Gather up the lines with the word "this" in them.

#### [Items from a data source]
********

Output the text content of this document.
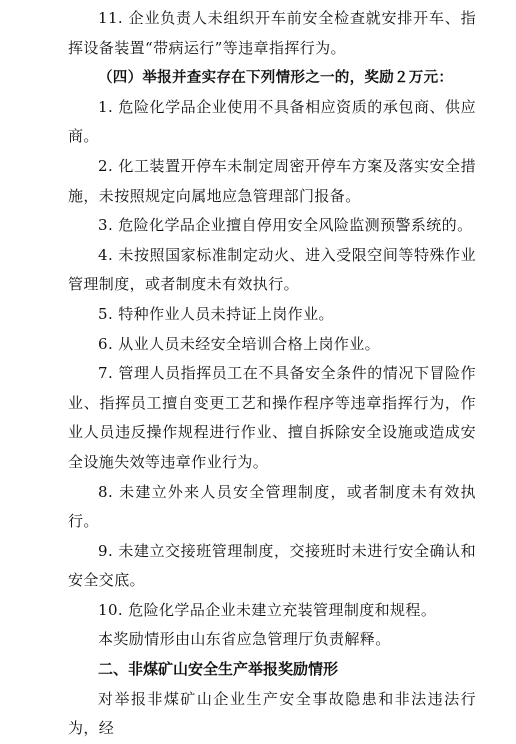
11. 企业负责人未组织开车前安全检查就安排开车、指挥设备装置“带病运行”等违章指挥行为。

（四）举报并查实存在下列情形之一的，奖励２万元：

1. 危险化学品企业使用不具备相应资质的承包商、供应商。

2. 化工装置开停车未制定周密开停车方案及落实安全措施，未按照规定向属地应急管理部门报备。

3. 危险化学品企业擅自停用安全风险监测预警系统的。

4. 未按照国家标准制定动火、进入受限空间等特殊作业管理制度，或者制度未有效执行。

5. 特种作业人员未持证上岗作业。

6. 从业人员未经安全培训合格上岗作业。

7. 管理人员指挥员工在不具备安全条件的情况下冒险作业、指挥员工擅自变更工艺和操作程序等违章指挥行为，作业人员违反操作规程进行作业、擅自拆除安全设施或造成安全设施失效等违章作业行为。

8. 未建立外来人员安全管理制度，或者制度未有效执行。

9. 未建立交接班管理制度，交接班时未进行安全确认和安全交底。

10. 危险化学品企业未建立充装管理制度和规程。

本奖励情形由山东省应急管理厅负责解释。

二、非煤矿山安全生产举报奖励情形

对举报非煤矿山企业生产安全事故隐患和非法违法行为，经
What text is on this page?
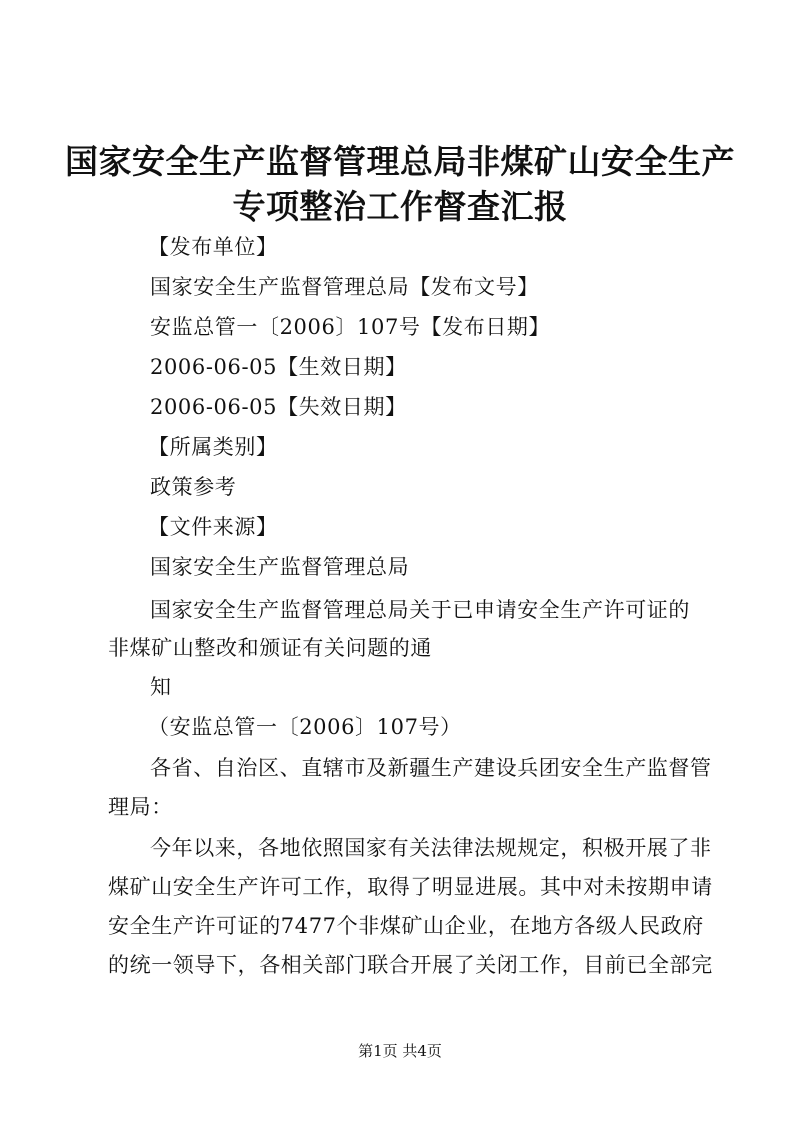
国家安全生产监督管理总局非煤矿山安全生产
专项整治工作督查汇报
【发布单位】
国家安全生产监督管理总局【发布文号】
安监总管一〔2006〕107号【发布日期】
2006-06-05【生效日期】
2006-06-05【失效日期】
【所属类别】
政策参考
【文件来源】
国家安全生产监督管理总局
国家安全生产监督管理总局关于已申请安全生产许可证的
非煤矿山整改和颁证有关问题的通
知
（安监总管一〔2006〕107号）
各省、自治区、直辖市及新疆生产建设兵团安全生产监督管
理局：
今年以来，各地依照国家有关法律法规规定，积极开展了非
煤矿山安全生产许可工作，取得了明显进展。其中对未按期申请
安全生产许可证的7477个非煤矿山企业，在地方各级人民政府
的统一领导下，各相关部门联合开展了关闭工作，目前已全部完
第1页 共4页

********

#### [WRITTEN REPLY]
Output the text content of this document.
What text is on this page?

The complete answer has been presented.